_Excerpted passage_:
[Start of section]
I finally had my visit with Dr M today. It was fairly short and sweet and I did get in nice an early (bonus). Anyhow the gist of the appointment was that Dr M agreed to up my dose of letrozole that should at least help with getting my body doing what it is supposed to do and you know a bit earlier so we are not "having fun" every other day for weeks on end. I very politely told dr m that gets really old. I don't care how much my dh loves it. Dr M still feels that ivf coverage is coming very soon to our province. I will be waiting with baited breath. I can not justify spending that much money on one little embryo....but if its covered....that's another story. I would jump at the chance. I did ask if he could approve us doing a few more iui. I don't know that we will but I wanted to keep the option open.
There is a lady in one of my fertility groups that found out this week at 11 weeks she had lost her baby, the fetus passed a couple weeks ago. She was at the clinic to see Dr M today to talk options. I was thinking about her and feeling for her. I've been in those shoes and had the talk twice) It sucks. She'll be having a dilation/aspiration tomorrow.
[End of section]
_Required actions_:
1. Please reproduce the fertility post between "There is a lady" and "a dilation/aspiration tomorrow.", inclusive, swapping "the clinic" for "the hospital".
2. Check each statement against the fertility post and answer yes or no, quoting the words that decide it. (a) Dr M agreed to increase the letrozole dose. (b) The writer is willing to pay for IVF even if it is not covered. (c) The woman from the fertility group will have a dilation/aspiration next week.

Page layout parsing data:
[Start of section]
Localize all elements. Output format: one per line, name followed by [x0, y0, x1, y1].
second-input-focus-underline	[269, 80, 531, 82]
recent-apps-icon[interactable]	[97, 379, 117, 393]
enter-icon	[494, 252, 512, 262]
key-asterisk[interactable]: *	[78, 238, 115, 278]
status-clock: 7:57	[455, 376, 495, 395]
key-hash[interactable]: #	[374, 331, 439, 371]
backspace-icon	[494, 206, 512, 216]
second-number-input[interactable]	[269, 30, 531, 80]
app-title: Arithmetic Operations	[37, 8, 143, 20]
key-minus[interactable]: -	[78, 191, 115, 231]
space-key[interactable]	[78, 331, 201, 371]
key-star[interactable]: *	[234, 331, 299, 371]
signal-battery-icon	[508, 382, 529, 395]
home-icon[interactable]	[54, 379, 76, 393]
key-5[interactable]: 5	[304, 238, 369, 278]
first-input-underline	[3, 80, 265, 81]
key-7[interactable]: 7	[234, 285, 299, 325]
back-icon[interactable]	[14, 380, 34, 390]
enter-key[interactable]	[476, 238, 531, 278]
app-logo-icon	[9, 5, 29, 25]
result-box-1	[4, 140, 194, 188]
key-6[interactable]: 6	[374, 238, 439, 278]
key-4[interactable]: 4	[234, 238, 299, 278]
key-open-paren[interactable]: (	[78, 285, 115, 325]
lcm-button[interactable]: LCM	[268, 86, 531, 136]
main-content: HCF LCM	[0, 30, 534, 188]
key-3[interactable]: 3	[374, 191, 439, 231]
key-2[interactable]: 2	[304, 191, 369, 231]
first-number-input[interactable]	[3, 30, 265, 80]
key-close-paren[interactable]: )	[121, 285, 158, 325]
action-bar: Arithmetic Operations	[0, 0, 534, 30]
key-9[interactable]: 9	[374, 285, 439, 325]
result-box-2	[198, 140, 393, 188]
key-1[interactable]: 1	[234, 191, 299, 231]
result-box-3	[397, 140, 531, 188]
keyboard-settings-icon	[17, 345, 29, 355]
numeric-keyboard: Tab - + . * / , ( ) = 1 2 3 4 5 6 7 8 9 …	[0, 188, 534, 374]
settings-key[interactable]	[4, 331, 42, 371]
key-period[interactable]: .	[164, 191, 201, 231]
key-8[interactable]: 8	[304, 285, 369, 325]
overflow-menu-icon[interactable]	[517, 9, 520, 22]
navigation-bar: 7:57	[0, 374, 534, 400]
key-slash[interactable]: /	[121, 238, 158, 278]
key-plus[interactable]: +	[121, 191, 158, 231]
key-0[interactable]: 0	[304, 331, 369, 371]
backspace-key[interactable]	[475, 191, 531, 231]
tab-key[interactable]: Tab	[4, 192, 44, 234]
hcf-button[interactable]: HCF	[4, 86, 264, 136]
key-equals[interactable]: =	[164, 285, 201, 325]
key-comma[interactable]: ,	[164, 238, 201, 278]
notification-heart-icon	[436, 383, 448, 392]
[End of section]
_Results for the exercise_:
1.
There is a lady in one of my fertility groups that found out this week at 11 weeks she had lost her baby, the fetus passed a couple weeks ago. She was at the hospital to see Dr M today to talk options. I was thinking about her and feeling for her. I've been in those shoes and had the talk twice) It sucks. She'll be having a dilation/aspiration tomorrow.

2.
(a) Yes: "Dr M agreed to up my dose of letrozole"
(b) No: "I can not justify spending that much money on one little embryo"
(c) No: "She'll be having a dilation/aspiration tomorrow."